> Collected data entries
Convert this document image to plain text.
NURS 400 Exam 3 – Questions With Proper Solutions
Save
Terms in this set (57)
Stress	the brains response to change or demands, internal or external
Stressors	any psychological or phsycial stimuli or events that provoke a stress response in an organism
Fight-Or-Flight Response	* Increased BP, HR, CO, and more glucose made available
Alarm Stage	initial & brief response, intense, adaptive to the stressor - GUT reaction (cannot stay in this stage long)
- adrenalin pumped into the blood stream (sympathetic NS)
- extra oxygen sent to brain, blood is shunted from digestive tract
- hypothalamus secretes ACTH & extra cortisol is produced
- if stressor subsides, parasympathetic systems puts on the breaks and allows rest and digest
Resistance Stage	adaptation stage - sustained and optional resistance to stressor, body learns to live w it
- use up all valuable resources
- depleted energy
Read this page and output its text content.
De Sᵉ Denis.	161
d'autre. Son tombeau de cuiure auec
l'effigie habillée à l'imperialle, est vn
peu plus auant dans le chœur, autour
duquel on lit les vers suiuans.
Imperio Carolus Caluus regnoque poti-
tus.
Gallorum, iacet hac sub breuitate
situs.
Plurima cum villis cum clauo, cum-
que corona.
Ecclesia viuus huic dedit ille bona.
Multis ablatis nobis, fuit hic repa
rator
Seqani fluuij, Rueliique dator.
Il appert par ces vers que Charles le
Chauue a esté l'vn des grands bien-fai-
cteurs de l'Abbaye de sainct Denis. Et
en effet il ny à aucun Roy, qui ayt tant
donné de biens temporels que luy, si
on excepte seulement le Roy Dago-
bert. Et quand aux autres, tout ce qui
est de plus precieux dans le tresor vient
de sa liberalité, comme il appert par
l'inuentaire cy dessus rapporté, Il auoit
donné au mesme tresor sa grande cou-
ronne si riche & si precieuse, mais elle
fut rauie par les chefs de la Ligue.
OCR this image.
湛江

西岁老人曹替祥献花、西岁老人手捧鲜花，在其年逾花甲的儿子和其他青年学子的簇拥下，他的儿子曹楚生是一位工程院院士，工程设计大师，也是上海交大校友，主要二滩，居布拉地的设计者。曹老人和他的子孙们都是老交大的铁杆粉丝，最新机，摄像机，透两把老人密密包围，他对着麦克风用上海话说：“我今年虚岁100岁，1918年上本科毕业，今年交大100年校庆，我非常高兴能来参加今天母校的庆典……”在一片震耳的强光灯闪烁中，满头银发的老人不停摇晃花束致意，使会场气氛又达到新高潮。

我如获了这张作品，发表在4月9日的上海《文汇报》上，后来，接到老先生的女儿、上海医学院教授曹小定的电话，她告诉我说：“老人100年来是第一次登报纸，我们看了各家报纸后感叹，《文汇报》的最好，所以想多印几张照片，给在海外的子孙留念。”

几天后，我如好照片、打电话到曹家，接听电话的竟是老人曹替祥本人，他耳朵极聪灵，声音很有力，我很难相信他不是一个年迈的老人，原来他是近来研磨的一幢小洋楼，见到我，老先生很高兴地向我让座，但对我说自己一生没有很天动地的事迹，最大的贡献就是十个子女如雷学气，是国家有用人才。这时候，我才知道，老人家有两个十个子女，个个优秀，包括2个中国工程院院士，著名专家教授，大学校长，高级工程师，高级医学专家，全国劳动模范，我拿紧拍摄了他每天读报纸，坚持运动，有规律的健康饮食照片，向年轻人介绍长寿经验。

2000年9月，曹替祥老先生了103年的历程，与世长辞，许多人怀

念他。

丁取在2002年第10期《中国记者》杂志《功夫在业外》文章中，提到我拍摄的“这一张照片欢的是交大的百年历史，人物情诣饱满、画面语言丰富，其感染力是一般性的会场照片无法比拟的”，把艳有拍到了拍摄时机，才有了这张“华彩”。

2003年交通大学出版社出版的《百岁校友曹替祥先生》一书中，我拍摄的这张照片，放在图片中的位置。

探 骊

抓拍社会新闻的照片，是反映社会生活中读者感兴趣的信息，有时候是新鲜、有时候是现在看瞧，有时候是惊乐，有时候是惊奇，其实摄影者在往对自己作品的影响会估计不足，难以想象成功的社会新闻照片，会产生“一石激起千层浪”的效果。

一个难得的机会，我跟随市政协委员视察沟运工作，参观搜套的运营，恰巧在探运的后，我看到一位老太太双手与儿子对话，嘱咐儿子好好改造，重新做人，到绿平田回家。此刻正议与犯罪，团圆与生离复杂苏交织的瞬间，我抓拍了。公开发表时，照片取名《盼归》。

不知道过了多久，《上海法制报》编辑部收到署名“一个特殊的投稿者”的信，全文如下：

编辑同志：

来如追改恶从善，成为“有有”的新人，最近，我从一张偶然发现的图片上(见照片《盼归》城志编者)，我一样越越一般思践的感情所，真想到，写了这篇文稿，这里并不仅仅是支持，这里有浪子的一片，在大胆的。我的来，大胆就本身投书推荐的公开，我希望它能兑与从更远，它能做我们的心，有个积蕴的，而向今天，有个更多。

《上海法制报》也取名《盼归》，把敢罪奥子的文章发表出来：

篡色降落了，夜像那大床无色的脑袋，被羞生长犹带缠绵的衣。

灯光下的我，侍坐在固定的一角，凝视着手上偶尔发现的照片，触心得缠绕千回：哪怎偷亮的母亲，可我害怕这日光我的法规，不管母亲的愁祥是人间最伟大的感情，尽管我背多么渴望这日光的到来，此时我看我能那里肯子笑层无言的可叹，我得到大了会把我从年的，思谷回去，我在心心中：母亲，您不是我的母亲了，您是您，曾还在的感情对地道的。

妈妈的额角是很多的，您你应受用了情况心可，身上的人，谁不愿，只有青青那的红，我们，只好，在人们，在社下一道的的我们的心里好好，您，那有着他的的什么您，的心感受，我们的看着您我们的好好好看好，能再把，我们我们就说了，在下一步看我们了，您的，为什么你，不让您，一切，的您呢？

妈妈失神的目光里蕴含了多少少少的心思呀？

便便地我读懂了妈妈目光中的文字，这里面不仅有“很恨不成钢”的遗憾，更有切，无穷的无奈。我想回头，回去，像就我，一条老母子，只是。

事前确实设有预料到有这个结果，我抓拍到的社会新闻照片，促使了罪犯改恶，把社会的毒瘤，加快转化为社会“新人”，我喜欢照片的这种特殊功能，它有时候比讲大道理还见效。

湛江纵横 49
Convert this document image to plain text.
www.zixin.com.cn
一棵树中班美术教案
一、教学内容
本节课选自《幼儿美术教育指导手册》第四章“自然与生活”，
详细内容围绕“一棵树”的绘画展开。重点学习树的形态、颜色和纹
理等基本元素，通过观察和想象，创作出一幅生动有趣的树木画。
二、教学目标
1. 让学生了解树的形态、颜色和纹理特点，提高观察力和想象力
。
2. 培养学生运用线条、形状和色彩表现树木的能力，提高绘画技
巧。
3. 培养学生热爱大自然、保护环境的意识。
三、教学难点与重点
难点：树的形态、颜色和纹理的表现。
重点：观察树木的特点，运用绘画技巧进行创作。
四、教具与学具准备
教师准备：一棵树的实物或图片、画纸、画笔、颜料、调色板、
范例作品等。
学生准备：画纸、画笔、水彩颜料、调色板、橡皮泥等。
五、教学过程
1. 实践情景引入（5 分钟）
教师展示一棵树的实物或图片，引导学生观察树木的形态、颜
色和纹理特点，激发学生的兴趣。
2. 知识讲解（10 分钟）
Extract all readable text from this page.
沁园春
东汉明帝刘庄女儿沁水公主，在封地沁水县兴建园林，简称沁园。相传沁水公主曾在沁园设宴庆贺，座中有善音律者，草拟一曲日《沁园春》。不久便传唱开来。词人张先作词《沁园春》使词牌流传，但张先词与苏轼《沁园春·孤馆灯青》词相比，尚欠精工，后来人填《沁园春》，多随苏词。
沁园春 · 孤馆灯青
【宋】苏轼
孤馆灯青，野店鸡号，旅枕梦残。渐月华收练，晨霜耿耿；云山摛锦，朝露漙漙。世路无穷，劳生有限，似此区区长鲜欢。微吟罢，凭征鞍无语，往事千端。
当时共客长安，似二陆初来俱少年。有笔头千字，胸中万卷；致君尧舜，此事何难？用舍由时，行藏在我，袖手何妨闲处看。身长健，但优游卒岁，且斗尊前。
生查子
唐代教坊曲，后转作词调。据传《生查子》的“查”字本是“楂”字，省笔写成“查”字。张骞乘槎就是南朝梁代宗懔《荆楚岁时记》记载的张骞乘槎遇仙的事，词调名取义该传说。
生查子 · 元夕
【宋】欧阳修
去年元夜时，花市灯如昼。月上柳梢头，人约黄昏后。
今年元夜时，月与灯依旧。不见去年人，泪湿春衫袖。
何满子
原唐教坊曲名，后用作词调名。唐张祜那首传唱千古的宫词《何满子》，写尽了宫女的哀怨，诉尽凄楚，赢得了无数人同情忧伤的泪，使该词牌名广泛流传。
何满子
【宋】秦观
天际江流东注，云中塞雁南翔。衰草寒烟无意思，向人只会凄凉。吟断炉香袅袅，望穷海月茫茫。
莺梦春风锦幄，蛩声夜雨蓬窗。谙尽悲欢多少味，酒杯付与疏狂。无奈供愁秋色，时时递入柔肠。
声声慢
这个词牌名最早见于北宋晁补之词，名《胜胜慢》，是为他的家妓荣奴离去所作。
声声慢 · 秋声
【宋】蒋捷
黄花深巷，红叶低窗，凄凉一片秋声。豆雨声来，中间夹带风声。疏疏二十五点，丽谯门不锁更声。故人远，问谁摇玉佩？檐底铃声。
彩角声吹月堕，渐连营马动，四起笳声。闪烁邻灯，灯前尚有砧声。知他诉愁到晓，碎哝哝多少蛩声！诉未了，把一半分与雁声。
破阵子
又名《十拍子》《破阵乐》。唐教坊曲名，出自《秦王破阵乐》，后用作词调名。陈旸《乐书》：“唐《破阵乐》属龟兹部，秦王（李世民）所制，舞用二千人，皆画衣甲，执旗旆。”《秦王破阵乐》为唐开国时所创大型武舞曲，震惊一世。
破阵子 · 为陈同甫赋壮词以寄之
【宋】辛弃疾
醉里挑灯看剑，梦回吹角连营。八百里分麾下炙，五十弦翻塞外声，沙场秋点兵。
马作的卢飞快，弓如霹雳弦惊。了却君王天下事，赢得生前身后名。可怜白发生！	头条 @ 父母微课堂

> PROBLEM DESCRIPTION
Look for the word "donné" in every line of the listing and copy the lines that have it.

> ANSWER BELOW
donné de biens temporels que luy, si
donné au mesme tresor sa grande cou-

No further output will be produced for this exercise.